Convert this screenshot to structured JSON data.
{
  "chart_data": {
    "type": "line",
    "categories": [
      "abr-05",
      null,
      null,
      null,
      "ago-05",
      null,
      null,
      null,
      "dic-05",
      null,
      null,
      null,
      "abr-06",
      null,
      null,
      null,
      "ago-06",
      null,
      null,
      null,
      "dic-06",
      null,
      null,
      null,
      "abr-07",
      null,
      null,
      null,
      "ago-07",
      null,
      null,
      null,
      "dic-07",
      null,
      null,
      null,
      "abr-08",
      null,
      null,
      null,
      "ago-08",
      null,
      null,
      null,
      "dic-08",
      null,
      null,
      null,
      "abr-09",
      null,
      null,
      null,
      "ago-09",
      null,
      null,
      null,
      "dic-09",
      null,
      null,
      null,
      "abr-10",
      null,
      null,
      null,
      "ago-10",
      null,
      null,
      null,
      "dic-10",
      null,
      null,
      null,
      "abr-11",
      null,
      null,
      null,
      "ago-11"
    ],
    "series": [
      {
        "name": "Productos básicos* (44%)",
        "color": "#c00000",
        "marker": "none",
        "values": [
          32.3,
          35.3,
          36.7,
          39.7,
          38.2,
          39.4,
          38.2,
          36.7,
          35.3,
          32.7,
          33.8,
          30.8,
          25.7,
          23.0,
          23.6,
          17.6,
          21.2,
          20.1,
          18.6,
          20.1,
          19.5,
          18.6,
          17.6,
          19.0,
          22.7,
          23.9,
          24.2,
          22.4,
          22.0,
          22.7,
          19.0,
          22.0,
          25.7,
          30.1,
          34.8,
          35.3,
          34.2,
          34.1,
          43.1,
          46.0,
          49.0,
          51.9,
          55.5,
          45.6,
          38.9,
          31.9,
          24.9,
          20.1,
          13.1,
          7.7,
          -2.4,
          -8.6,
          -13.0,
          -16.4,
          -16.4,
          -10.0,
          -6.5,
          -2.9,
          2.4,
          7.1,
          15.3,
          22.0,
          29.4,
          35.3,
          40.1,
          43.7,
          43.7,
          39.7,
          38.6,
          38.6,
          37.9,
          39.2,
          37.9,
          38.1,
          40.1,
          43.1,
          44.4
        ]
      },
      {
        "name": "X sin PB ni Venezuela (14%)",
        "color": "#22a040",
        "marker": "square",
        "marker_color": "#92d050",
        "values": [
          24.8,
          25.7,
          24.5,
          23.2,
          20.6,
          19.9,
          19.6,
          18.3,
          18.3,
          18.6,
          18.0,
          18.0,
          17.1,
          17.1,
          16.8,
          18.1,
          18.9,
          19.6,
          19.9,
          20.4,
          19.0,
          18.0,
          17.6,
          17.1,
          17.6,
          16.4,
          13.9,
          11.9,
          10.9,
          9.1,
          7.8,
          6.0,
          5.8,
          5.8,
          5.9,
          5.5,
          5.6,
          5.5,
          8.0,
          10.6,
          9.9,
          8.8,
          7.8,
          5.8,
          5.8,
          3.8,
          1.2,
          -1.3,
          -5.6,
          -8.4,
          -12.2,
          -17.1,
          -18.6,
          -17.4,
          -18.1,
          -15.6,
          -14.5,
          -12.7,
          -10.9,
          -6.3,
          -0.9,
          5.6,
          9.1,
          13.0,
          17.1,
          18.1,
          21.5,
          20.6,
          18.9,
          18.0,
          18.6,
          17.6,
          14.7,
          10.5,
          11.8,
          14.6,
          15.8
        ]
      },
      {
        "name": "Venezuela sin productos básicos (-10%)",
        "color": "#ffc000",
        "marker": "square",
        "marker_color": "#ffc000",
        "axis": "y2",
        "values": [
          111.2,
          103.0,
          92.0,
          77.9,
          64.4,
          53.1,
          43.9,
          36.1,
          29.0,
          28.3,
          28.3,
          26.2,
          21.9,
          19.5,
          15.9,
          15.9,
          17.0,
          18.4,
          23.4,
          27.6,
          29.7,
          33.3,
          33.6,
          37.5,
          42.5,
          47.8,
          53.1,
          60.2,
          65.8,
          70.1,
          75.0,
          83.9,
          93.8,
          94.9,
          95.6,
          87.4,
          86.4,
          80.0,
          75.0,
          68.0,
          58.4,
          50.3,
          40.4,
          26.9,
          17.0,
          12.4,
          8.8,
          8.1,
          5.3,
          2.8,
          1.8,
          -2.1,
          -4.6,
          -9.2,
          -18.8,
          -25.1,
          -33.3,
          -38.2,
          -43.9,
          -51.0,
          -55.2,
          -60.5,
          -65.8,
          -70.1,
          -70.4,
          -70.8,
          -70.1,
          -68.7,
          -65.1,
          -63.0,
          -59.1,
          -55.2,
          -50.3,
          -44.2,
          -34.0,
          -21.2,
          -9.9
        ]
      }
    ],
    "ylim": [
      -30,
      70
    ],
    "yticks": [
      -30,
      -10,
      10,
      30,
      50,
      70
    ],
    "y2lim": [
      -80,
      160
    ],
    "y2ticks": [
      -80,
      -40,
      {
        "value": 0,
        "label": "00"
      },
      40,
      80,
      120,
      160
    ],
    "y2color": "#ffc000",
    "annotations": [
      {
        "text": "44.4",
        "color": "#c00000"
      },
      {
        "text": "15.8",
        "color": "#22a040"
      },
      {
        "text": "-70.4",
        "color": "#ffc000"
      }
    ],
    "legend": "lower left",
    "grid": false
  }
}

════════

• **What needs to be done**: Reproduce the material above, every line of it, exactly.

• **Complete response**:
Convert this screenshot to structured JSON data.
{
  "chart_data": {
    "type": "line",
    "categories": [
      "abr-05",
      null,
      null,
      null,
      "ago-05",
      null,
      null,
      null,
      "dic-05",
      null,
      null,
      null,
      "abr-06",
      null,
      null,
      null,
      "ago-06",
      null,
      null,
      null,
      "dic-06",
      null,
      null,
      null,
      "abr-07",
      null,
      null,
      null,
      "ago-07",
      null,
      null,
      null,
      "dic-07",
      null,
      null,
      null,
      "abr-08",
      null,
      null,
      null,
      "ago-08",
      null,
      null,
      null,
      "dic-08",
      null,
      null,
      null,
      "abr-09",
      null,
      null,
      null,
      "ago-09",
      null,
      null,
      null,
      "dic-09",
      null,
      null,
      null,
      "abr-10",
      null,
      null,
      null,
      "ago-10",
      null,
      null,
      null,
      "dic-10",
      null,
      null,
      null,
      "abr-11",
      null,
      null,
      null,
      "ago-11"
    ],
    "series": [
      {
        "name": "Productos básicos* (44%)",
        "color": "#c00000",
        "marker": "none",
        "values": [
          32.3,
          35.3,
          36.7,
          39.7,
          38.2,
          39.4,
          38.2,
          36.7,
          35.3,
          32.7,
          33.8,
          30.8,
          25.7,
          23.0,
          23.6,
          17.6,
          21.2,
          20.1,
          18.6,
          20.1,
          19.5,
          18.6,
          17.6,
          19.0,
          22.7,
          23.9,
          24.2,
          22.4,
          22.0,
          22.7,
          19.0,
          22.0,
          25.7,
          30.1,
          34.8,
          35.3,
          34.2,
          34.1,
          43.1,
          46.0,
          49.0,
          51.9,
          55.5,
          45.6,
          38.9,
          31.9,
          24.9,
          20.1,
          13.1,
          7.7,
          -2.4,
          -8.6,
          -13.0,
          -16.4,
          -16.4,
          -10.0,
          -6.5,
          -2.9,
          2.4,
          7.1,
          15.3,
          22.0,
          29.4,
          35.3,
          40.1,
          43.7,
          43.7,
          39.7,
          38.6,
          38.6,
          37.9,
          39.2,
          37.9,
          38.1,
          40.1,
          43.1,
          44.4
        ]
      },
      {
        "name": "X sin PB ni Venezuela (14%)",
        "color": "#22a040",
        "marker": "square",
        "marker_color": "#92d050",
        "values": [
          24.8,
          25.7,
          24.5,
          23.2,
          20.6,
          19.9,
          19.6,
          18.3,
          18.3,
          18.6,
          18.0,
          18.0,
          17.1,
          17.1,
          16.8,
          18.1,
          18.9,
          19.6,
          19.9,
          20.4,
          19.0,
          18.0,
          17.6,
          17.1,
          17.6,
          16.4,
          13.9,
          11.9,
          10.9,
          9.1,
          7.8,
          6.0,
          5.8,
          5.8,
          5.9,
          5.5,
          5.6,
          5.5,
          8.0,
          10.6,
          9.9,
          8.8,
          7.8,
          5.8,
          5.8,
          3.8,
          1.2,
          -1.3,
          -5.6,
          -8.4,
          -12.2,
          -17.1,
          -18.6,
          -17.4,
          -18.1,
          -15.6,
          -14.5,
          -12.7,
          -10.9,
          -6.3,
          -0.9,
          5.6,
          9.1,
          13.0,
          17.1,
          18.1,
          21.5,
          20.6,
          18.9,
          18.0,
          18.6,
          17.6,
          14.7,
          10.5,
          11.8,
          14.6,
          15.8
        ]
      },
      {
        "name": "Venezuela sin productos básicos (-10%)",
        "color": "#ffc000",
        "marker": "square",
        "marker_color": "#ffc000",
        "axis": "y2",
        "values": [
          111.2,
          103.0,
          92.0,
          77.9,
          64.4,
          53.1,
          43.9,
          36.1,
          29.0,
          28.3,
          28.3,
          26.2,
          21.9,
          19.5,
          15.9,
          15.9,
          17.0,
          18.4,
          23.4,
          27.6,
          29.7,
          33.3,
          33.6,
          37.5,
          42.5,
          47.8,
          53.1,
          60.2,
          65.8,
          70.1,
          75.0,
          83.9,
          93.8,
          94.9,
          95.6,
          87.4,
          86.4,
          80.0,
          75.0,
          68.0,
          58.4,
          50.3,
          40.4,
          26.9,
          17.0,
          12.4,
          8.8,
          8.1,
          5.3,
          2.8,
          1.8,
          -2.1,
          -4.6,
          -9.2,
          -18.8,
          -25.1,
          -33.3,
          -38.2,
          -43.9,
          -51.0,
          -55.2,
          -60.5,
          -65.8,
          -70.1,
          -70.4,
          -70.8,
          -70.1,
          -68.7,
          -65.1,
          -63.0,
          -59.1,
          -55.2,
          -50.3,
          -44.2,
          -34.0,
          -21.2,
          -9.9
        ]
      }
    ],
    "ylim": [
      -30,
      70
    ],
    "yticks": [
      -30,
      -10,
      10,
      30,
      50,
      70
    ],
    "y2lim": [
      -80,
      160
    ],
    "y2ticks": [
      -80,
      -40,
      {
        "value": 0,
        "label": "00"
      },
      40,
      80,
      120,
      160
    ],
    "y2color": "#ffc000",
    "annotations": [
      {
        "text": "44.4",
        "color": "#c00000"
      },
      {
        "text": "15.8",
        "color": "#22a040"
      },
      {
        "text": "-70.4",
        "color": "#ffc000"
      }
    ],
    "legend": "lower left",
    "grid": false
  }
}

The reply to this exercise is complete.